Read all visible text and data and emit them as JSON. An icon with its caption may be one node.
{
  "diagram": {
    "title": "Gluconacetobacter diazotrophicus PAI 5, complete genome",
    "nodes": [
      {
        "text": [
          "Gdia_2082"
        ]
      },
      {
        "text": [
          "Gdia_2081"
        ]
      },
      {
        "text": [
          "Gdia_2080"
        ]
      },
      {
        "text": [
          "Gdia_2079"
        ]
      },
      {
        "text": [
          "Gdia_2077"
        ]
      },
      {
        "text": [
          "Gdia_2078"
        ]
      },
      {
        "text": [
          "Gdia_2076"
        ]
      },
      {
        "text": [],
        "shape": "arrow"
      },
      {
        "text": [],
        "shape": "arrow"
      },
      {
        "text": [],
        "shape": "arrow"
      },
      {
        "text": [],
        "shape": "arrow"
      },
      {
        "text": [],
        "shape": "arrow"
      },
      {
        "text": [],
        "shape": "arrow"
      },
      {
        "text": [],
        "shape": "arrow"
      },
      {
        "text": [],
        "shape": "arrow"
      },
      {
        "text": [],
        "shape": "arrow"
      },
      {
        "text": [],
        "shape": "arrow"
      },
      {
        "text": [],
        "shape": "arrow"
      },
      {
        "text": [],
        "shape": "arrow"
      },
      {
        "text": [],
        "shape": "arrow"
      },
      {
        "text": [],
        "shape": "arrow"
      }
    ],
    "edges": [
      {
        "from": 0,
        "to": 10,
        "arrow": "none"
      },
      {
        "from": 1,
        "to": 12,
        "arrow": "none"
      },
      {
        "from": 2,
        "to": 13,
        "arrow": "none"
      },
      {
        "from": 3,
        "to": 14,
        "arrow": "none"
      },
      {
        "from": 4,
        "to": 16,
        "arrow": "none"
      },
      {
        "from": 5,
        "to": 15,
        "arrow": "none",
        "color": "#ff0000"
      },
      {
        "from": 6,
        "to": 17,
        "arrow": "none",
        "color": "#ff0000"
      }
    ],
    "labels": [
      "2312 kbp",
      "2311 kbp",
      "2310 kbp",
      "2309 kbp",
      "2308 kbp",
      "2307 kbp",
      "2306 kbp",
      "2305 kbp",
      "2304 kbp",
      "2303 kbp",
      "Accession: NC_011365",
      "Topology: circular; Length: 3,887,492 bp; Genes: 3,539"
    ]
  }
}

··········

→ Try it
Return the whole listing exactly as it reads.

→ Task output
Read all visible text and data and emit them as JSON. An icon with its caption may be one node.
{
  "diagram": {
    "title": "Gluconacetobacter diazotrophicus PAI 5, complete genome",
    "nodes": [
      {
        "text": [
          "Gdia_2082"
        ]
      },
      {
        "text": [
          "Gdia_2081"
        ]
      },
      {
        "text": [
          "Gdia_2080"
        ]
      },
      {
        "text": [
          "Gdia_2079"
        ]
      },
      {
        "text": [
          "Gdia_2077"
        ]
      },
      {
        "text": [
          "Gdia_2078"
        ]
      },
      {
        "text": [
          "Gdia_2076"
        ]
      },
      {
        "text": [],
        "shape": "arrow"
      },
      {
        "text": [],
        "shape": "arrow"
      },
      {
        "text": [],
        "shape": "arrow"
      },
      {
        "text": [],
        "shape": "arrow"
      },
      {
        "text": [],
        "shape": "arrow"
      },
      {
        "text": [],
        "shape": "arrow"
      },
      {
        "text": [],
        "shape": "arrow"
      },
      {
        "text": [],
        "shape": "arrow"
      },
      {
        "text": [],
        "shape": "arrow"
      },
      {
        "text": [],
        "shape": "arrow"
      },
      {
        "text": [],
        "shape": "arrow"
      },
      {
        "text": [],
        "shape": "arrow"
      },
      {
        "text": [],
        "shape": "arrow"
      },
      {
        "text": [],
        "shape": "arrow"
      }
    ],
    "edges": [
      {
        "from": 0,
        "to": 10,
        "arrow": "none"
      },
      {
        "from": 1,
        "to": 12,
        "arrow": "none"
      },
      {
        "from": 2,
        "to": 13,
        "arrow": "none"
      },
      {
        "from": 3,
        "to": 14,
        "arrow": "none"
      },
      {
        "from": 4,
        "to": 16,
        "arrow": "none"
      },
      {
        "from": 5,
        "to": 15,
        "arrow": "none",
        "color": "#ff0000"
      },
      {
        "from": 6,
        "to": 17,
        "arrow": "none",
        "color": "#ff0000"
      }
    ],
    "labels": [
      "2312 kbp",
      "2311 kbp",
      "2310 kbp",
      "2309 kbp",
      "2308 kbp",
      "2307 kbp",
      "2306 kbp",
      "2305 kbp",
      "2304 kbp",
      "2303 kbp",
      "Accession: NC_011365",
      "Topology: circular; Length: 3,887,492 bp; Genes: 3,539"
    ]
  }
}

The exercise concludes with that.